Your goal: Collect each line containing "footer".

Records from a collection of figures
────────────────────────────────────────

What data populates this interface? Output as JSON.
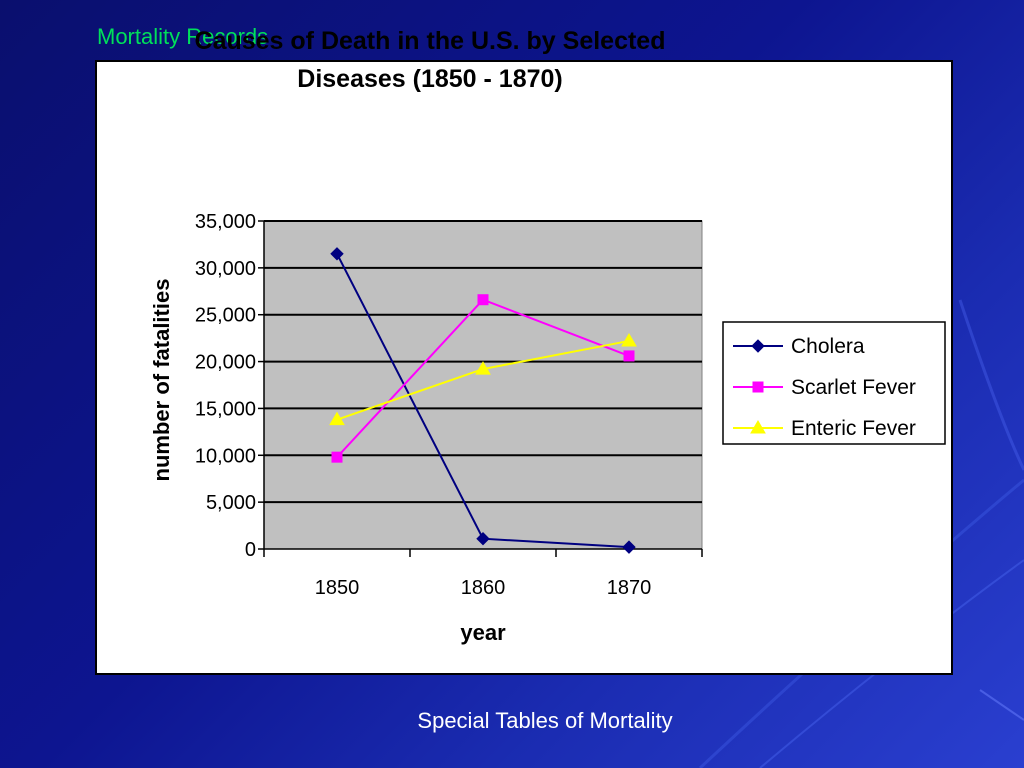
{
  "slide": {
    "title": "Mortality Records",
    "footer": "Special Tables of Mortality"
  },
  "colors": {
    "background": "#0d1590",
    "slide_title": "#00e05a",
    "plot_area": "#c0c0c0"
  },
  "chart_data": {
    "type": "line",
    "title": "Causes of Death in the U.S. by Selected Diseases (1850 - 1870)",
    "title_lines": [
      "Causes of Death in the U.S. by Selected",
      "Diseases (1850 - 1870)"
    ],
    "xlabel": "year",
    "ylabel": "number of fatalities",
    "categories": [
      "1850",
      "1860",
      "1870"
    ],
    "ylim": [
      0,
      35000
    ],
    "yticks": [
      0,
      5000,
      10000,
      15000,
      20000,
      25000,
      30000,
      35000
    ],
    "ytick_labels": [
      "0",
      "5,000",
      "10,000",
      "15,000",
      "20,000",
      "25,000",
      "30,000",
      "35,000"
    ],
    "grid": true,
    "legend_position": "right",
    "series": [
      {
        "name": "Cholera",
        "values": [
          31500,
          1100,
          200
        ],
        "color": "#000080",
        "marker": "diamond"
      },
      {
        "name": "Scarlet Fever",
        "values": [
          9800,
          26600,
          20600
        ],
        "color": "#ff00ff",
        "marker": "square"
      },
      {
        "name": "Enteric Fever",
        "values": [
          13800,
          19200,
          22200
        ],
        "color": "#ffff00",
        "marker": "triangle"
      }
    ]
  }
}
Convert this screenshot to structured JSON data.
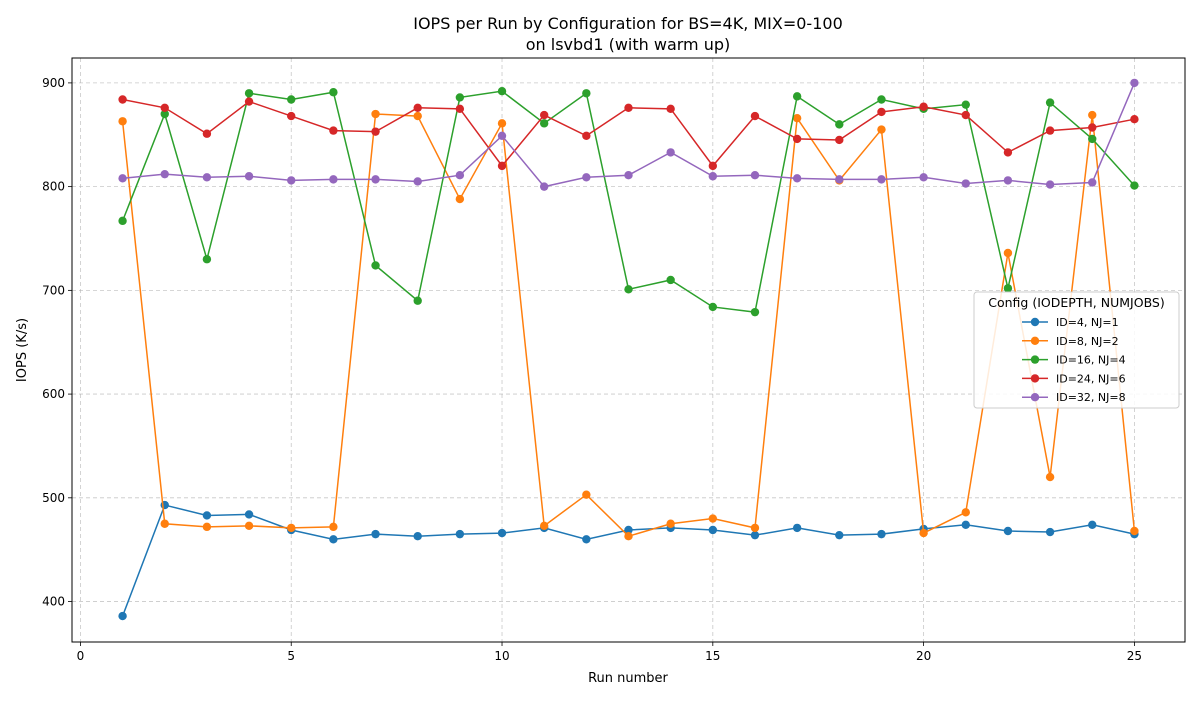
{
  "chart_data": {
    "type": "line",
    "title_line1": "IOPS per Run by Configuration for BS=4K, MIX=0-100",
    "title_line2": "on lsvbd1 (with warm up)",
    "xlabel": "Run number",
    "ylabel": "IOPS (K/s)",
    "xlim": [
      -0.2,
      26.2
    ],
    "ylim": [
      361,
      924
    ],
    "xticks": [
      0,
      5,
      10,
      15,
      20,
      25
    ],
    "yticks": [
      400,
      500,
      600,
      700,
      800,
      900
    ],
    "grid": true,
    "legend": {
      "title": "Config (IODEPTH, NUMJOBS)",
      "placement": "center-right"
    },
    "x": [
      1,
      2,
      3,
      4,
      5,
      6,
      7,
      8,
      9,
      10,
      11,
      12,
      13,
      14,
      15,
      16,
      17,
      18,
      19,
      20,
      21,
      22,
      23,
      24,
      25
    ],
    "series": [
      {
        "name": "ID=4, NJ=1",
        "color": "#1f77b4",
        "values": [
          386,
          493,
          483,
          484,
          469,
          460,
          465,
          463,
          465,
          466,
          471,
          460,
          469,
          471,
          469,
          464,
          471,
          464,
          465,
          470,
          474,
          468,
          467,
          474,
          465
        ]
      },
      {
        "name": "ID=8, NJ=2",
        "color": "#ff7f0e",
        "values": [
          863,
          475,
          472,
          473,
          471,
          472,
          870,
          868,
          788,
          861,
          473,
          503,
          463,
          475,
          480,
          471,
          866,
          806,
          855,
          466,
          486,
          736,
          520,
          869,
          468
        ]
      },
      {
        "name": "ID=16, NJ=4",
        "color": "#2ca02c",
        "values": [
          767,
          870,
          730,
          890,
          884,
          891,
          724,
          690,
          886,
          892,
          861,
          890,
          701,
          710,
          684,
          679,
          887,
          860,
          884,
          875,
          879,
          702,
          881,
          846,
          801
        ]
      },
      {
        "name": "ID=24, NJ=6",
        "color": "#d62728",
        "values": [
          884,
          876,
          851,
          882,
          868,
          854,
          853,
          876,
          875,
          820,
          869,
          849,
          876,
          875,
          820,
          868,
          846,
          845,
          872,
          877,
          869,
          833,
          854,
          857,
          865
        ]
      },
      {
        "name": "ID=32, NJ=8",
        "color": "#9467bd",
        "values": [
          808,
          812,
          809,
          810,
          806,
          807,
          807,
          805,
          811,
          849,
          800,
          809,
          811,
          833,
          810,
          811,
          808,
          807,
          807,
          809,
          803,
          806,
          802,
          804,
          900
        ]
      }
    ]
  }
}
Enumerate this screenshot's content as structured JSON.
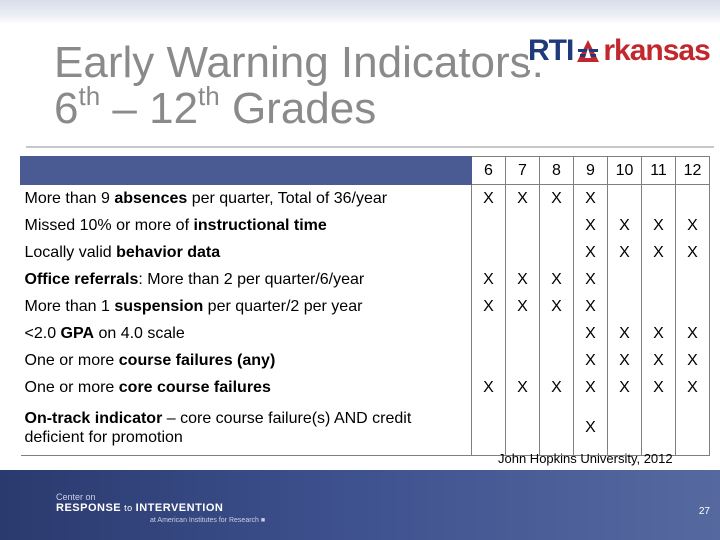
{
  "title": {
    "line1": "Early Warning Indicators:",
    "line2_a": "6",
    "line2_a_sup": "th",
    "line2_dash": " – 12",
    "line2_b_sup": "th",
    "line2_end": " Grades"
  },
  "logo": {
    "left": "RTI",
    "right": "rkansas",
    "icon": "star-a-icon"
  },
  "table": {
    "grades": [
      "6",
      "7",
      "8",
      "9",
      "10",
      "11",
      "12"
    ],
    "rows": [
      {
        "parts": [
          {
            "t": "More than 9 ",
            "b": false
          },
          {
            "t": "absences",
            "b": true
          },
          {
            "t": " per quarter, Total of 36/year",
            "b": false
          }
        ],
        "marks": [
          "X",
          "X",
          "X",
          "X",
          "",
          "",
          ""
        ]
      },
      {
        "parts": [
          {
            "t": "Missed 10% or more of ",
            "b": false
          },
          {
            "t": "instructional time",
            "b": true
          }
        ],
        "marks": [
          "",
          "",
          "",
          "X",
          "X",
          "X",
          "X"
        ]
      },
      {
        "parts": [
          {
            "t": "Locally valid ",
            "b": false
          },
          {
            "t": "behavior data",
            "b": true
          }
        ],
        "marks": [
          "",
          "",
          "",
          "X",
          "X",
          "X",
          "X"
        ]
      },
      {
        "parts": [
          {
            "t": "Office referrals",
            "b": true
          },
          {
            "t": ": More than 2 per quarter/6/year",
            "b": false
          }
        ],
        "marks": [
          "X",
          "X",
          "X",
          "X",
          "",
          "",
          ""
        ]
      },
      {
        "parts": [
          {
            "t": "More than 1 ",
            "b": false
          },
          {
            "t": "suspension",
            "b": true
          },
          {
            "t": " per quarter/2 per year",
            "b": false
          }
        ],
        "marks": [
          "X",
          "X",
          "X",
          "X",
          "",
          "",
          ""
        ]
      },
      {
        "parts": [
          {
            "t": "<2.0 ",
            "b": false
          },
          {
            "t": "GPA",
            "b": true
          },
          {
            "t": " on 4.0 scale",
            "b": false
          }
        ],
        "marks": [
          "",
          "",
          "",
          "X",
          "X",
          "X",
          "X"
        ]
      },
      {
        "parts": [
          {
            "t": "One or more ",
            "b": false
          },
          {
            "t": "course failures (any)",
            "b": true
          }
        ],
        "marks": [
          "",
          "",
          "",
          "X",
          "X",
          "X",
          "X"
        ]
      },
      {
        "parts": [
          {
            "t": "One or more ",
            "b": false
          },
          {
            "t": "core course failures",
            "b": true
          }
        ],
        "marks": [
          "X",
          "X",
          "X",
          "X",
          "X",
          "X",
          "X"
        ]
      },
      {
        "parts": [
          {
            "t": "On-track indicator",
            "b": true
          },
          {
            "t": " – core course failure(s) AND credit deficient for promotion",
            "b": false
          }
        ],
        "marks": [
          "",
          "",
          "",
          "X",
          "",
          "",
          ""
        ]
      }
    ]
  },
  "citation": "John Hopkins University, 2012",
  "footer": {
    "line1": "Center on",
    "line2_a": "RESPONSE",
    "line2_to": " to ",
    "line2_b": "INTERVENTION",
    "line3": "at American Institutes for Research ■",
    "page_number": "27"
  }
}
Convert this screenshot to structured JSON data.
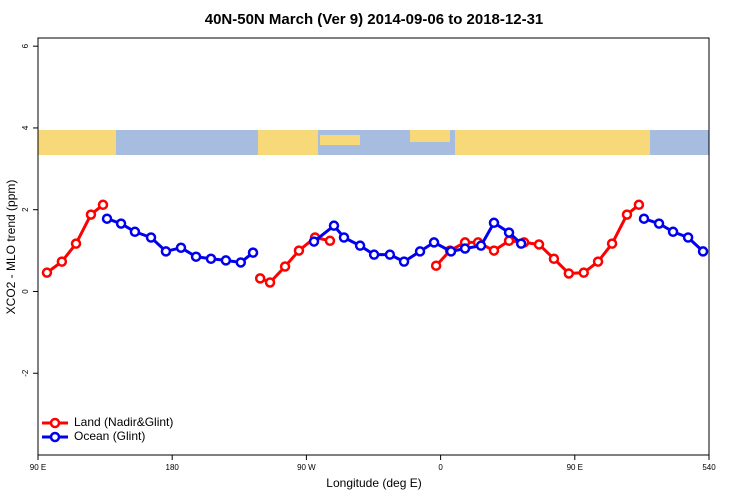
{
  "chart_data": {
    "type": "line",
    "title": "40N-50N March (Ver 9)   2014-09-06 to 2018-12-31",
    "x_label": "Longitude (deg E)",
    "y_label": "XCO2 - MLO trend (ppm)",
    "xlim": [
      90,
      540
    ],
    "ylim": [
      -4,
      6.2
    ],
    "xticks": [
      {
        "value": 90,
        "label": "90 E"
      },
      180,
      {
        "value": 270,
        "label": "90 W"
      },
      {
        "value": 360,
        "label": "0"
      },
      {
        "value": 450,
        "label": "90 E"
      },
      540
    ],
    "yticks": [
      -2,
      0,
      2,
      4,
      6
    ],
    "legend": "bottom-left",
    "series": [
      {
        "name": "Land (Nadir&Glint)",
        "color": "#ff0000",
        "x": [
          96,
          106,
          115.5,
          125.5,
          133.6,
          null,
          239,
          245.6,
          255.7,
          265,
          275.8,
          285.8,
          null,
          357,
          366.3,
          376.4,
          385.1,
          395.8,
          405.9,
          416,
          426,
          436,
          446,
          456,
          465.6,
          475,
          485,
          493
        ],
        "values": [
          0.46,
          0.73,
          1.17,
          1.88,
          2.12,
          null,
          0.32,
          0.22,
          0.61,
          1.0,
          1.32,
          1.24,
          null,
          0.63,
          1.0,
          1.2,
          1.2,
          1.0,
          1.24,
          1.2,
          1.15,
          0.8,
          0.44,
          0.46,
          0.73,
          1.17,
          1.88,
          2.12
        ]
      },
      {
        "name": "Ocean (Glint)",
        "color": "#0000ee",
        "x": [
          136.3,
          145.7,
          155,
          165.8,
          175.8,
          185.9,
          196,
          206,
          216,
          226,
          234.2,
          null,
          275.1,
          288.5,
          295.2,
          306,
          315.4,
          326,
          335.5,
          346.2,
          355.6,
          367,
          376.4,
          387.1,
          395.8,
          405.9,
          414,
          null,
          496.4,
          506.5,
          515.9,
          526,
          536
        ],
        "values": [
          1.78,
          1.66,
          1.46,
          1.32,
          0.98,
          1.07,
          0.85,
          0.8,
          0.76,
          0.71,
          0.95,
          null,
          1.22,
          1.61,
          1.32,
          1.12,
          0.9,
          0.9,
          0.73,
          0.98,
          1.2,
          0.98,
          1.05,
          1.12,
          1.68,
          1.44,
          1.17,
          null,
          1.78,
          1.66,
          1.46,
          1.32,
          0.98
        ]
      }
    ]
  }
}
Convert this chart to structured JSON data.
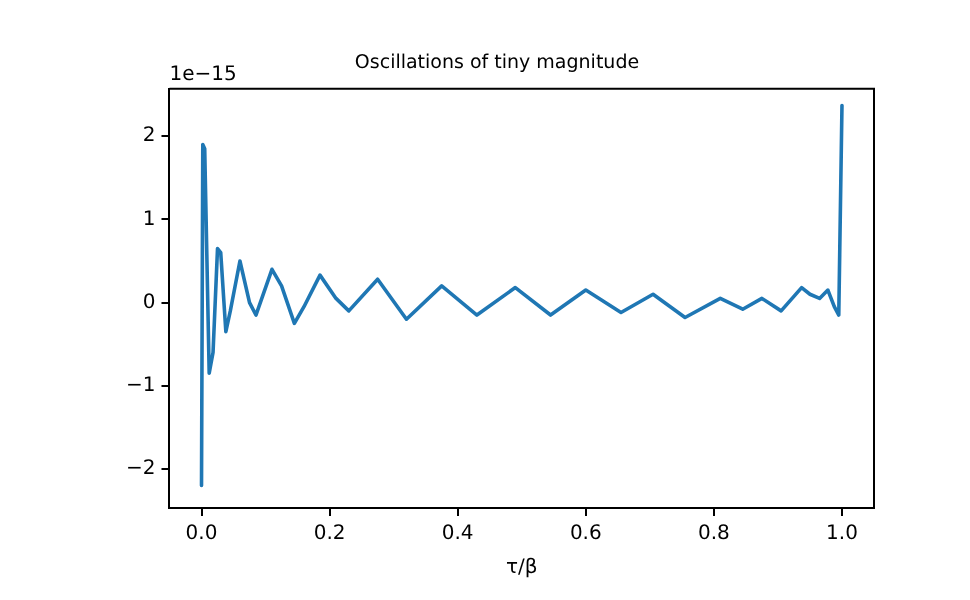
{
  "chart_data": {
    "type": "line",
    "title": "Oscillations of tiny magnitude",
    "xlabel": "τ/β",
    "annotations": [
      "1e−15"
    ],
    "x": [
      0,
      0.002,
      0.005,
      0.012,
      0.018,
      0.025,
      0.03,
      0.038,
      0.045,
      0.06,
      0.075,
      0.085,
      0.11,
      0.125,
      0.145,
      0.16,
      0.185,
      0.21,
      0.23,
      0.275,
      0.32,
      0.375,
      0.43,
      0.49,
      0.545,
      0.6,
      0.655,
      0.705,
      0.755,
      0.81,
      0.845,
      0.875,
      0.905,
      0.937,
      0.95,
      0.965,
      0.978,
      0.988,
      0.995,
      1.0
    ],
    "series": [
      {
        "color": "#1f77b4",
        "values": [
          -2.2,
          1.9,
          1.85,
          -0.85,
          -0.6,
          0.65,
          0.6,
          -0.35,
          -0.1,
          0.5,
          0.0,
          -0.15,
          0.4,
          0.2,
          -0.25,
          -0.05,
          0.33,
          0.05,
          -0.1,
          0.28,
          -0.2,
          0.2,
          -0.15,
          0.18,
          -0.15,
          0.15,
          -0.12,
          0.1,
          -0.18,
          0.05,
          -0.08,
          0.05,
          -0.1,
          0.18,
          0.1,
          0.05,
          0.15,
          -0.05,
          -0.15,
          2.37
        ]
      }
    ],
    "xlim": [
      -0.05,
      1.05
    ],
    "xticks": [
      {
        "value": 0,
        "label": "0.0"
      },
      0.2,
      0.4,
      0.6,
      0.8,
      {
        "value": 1,
        "label": "1.0"
      }
    ],
    "ylim": [
      -2.47,
      2.57
    ],
    "yticks": [
      -2,
      -1,
      0,
      1,
      2
    ],
    "grid": false,
    "legend": false,
    "marker": "none",
    "line_style": "solid"
  }
}
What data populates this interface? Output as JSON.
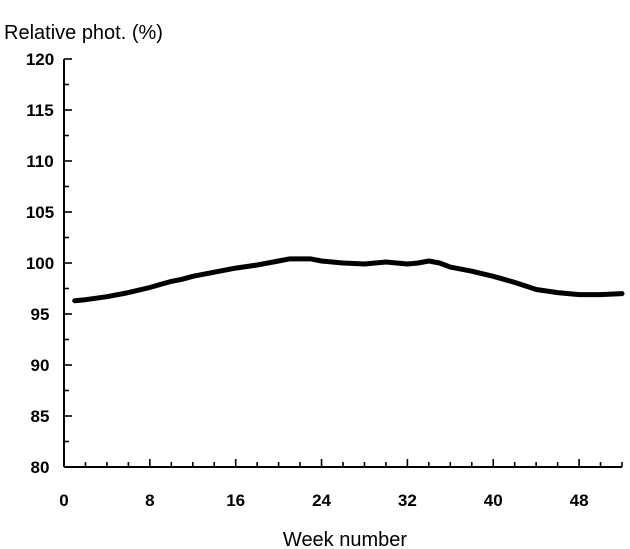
{
  "chart_data": {
    "type": "line",
    "title": "",
    "ylabel": "Relative phot. (%)",
    "xlabel": "Week number",
    "xlim": [
      0,
      52
    ],
    "ylim": [
      80,
      120
    ],
    "x_ticks": [
      0,
      8,
      16,
      24,
      32,
      40,
      48
    ],
    "y_ticks": [
      80,
      85,
      90,
      95,
      100,
      105,
      110,
      115,
      120
    ],
    "grid": false,
    "legend": "none",
    "series": [
      {
        "x": [
          1,
          2,
          4,
          6,
          8,
          9,
          10,
          11,
          12,
          14,
          16,
          18,
          20,
          21,
          22,
          23,
          24,
          26,
          28,
          30,
          32,
          33,
          34,
          35,
          36,
          38,
          40,
          42,
          44,
          46,
          48,
          50,
          52
        ],
        "y": [
          96.3,
          96.4,
          96.7,
          97.1,
          97.6,
          97.9,
          98.2,
          98.4,
          98.7,
          99.1,
          99.5,
          99.8,
          100.2,
          100.4,
          100.4,
          100.4,
          100.2,
          100.0,
          99.9,
          100.1,
          99.9,
          100.0,
          100.2,
          100.0,
          99.6,
          99.2,
          98.7,
          98.1,
          97.4,
          97.1,
          96.9,
          96.9,
          97.0
        ],
        "color": "#000000"
      }
    ]
  }
}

────────────────────────────────────────

Complete answer:
    "footer": "Special Tables of Mortality"
  "footer": {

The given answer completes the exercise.